## [Dataset records]
+===+
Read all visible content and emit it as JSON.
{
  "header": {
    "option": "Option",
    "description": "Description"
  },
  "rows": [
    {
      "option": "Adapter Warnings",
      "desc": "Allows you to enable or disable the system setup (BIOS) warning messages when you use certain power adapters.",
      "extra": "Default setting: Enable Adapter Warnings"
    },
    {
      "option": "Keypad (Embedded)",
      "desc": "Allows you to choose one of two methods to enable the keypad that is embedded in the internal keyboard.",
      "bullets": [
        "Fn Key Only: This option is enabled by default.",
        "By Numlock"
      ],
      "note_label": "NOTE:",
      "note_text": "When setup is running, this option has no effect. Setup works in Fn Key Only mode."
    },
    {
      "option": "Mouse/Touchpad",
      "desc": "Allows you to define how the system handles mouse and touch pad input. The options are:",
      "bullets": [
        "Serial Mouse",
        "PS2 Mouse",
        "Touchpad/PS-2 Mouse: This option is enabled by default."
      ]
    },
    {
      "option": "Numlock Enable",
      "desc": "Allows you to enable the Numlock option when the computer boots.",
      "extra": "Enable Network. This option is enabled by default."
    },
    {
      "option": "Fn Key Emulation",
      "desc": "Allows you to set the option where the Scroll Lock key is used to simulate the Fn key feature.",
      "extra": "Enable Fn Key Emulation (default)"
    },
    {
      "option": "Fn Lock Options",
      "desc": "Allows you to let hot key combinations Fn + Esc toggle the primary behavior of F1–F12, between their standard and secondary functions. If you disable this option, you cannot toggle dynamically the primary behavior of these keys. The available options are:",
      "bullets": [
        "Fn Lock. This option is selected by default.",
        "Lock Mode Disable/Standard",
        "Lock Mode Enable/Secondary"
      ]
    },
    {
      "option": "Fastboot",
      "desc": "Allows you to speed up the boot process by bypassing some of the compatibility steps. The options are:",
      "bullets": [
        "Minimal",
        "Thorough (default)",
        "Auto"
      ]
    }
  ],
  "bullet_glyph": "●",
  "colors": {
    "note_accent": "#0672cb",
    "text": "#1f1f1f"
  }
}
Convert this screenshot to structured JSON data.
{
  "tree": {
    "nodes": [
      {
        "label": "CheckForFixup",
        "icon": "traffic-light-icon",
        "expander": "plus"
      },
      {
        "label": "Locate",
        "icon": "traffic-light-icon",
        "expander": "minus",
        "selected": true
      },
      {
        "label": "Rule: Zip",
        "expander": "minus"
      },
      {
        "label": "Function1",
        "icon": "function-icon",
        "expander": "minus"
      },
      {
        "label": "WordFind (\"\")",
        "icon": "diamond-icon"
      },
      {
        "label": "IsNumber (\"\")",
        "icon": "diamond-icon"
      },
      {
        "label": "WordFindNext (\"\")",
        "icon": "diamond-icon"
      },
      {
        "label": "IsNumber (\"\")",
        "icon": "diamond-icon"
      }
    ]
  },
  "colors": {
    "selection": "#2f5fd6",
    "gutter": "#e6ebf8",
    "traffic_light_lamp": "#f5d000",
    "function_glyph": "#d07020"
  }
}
+===+
## [Work to complete]
Find how many lines hold the string "setup", and state that number alone.

## [Answer to this task]
2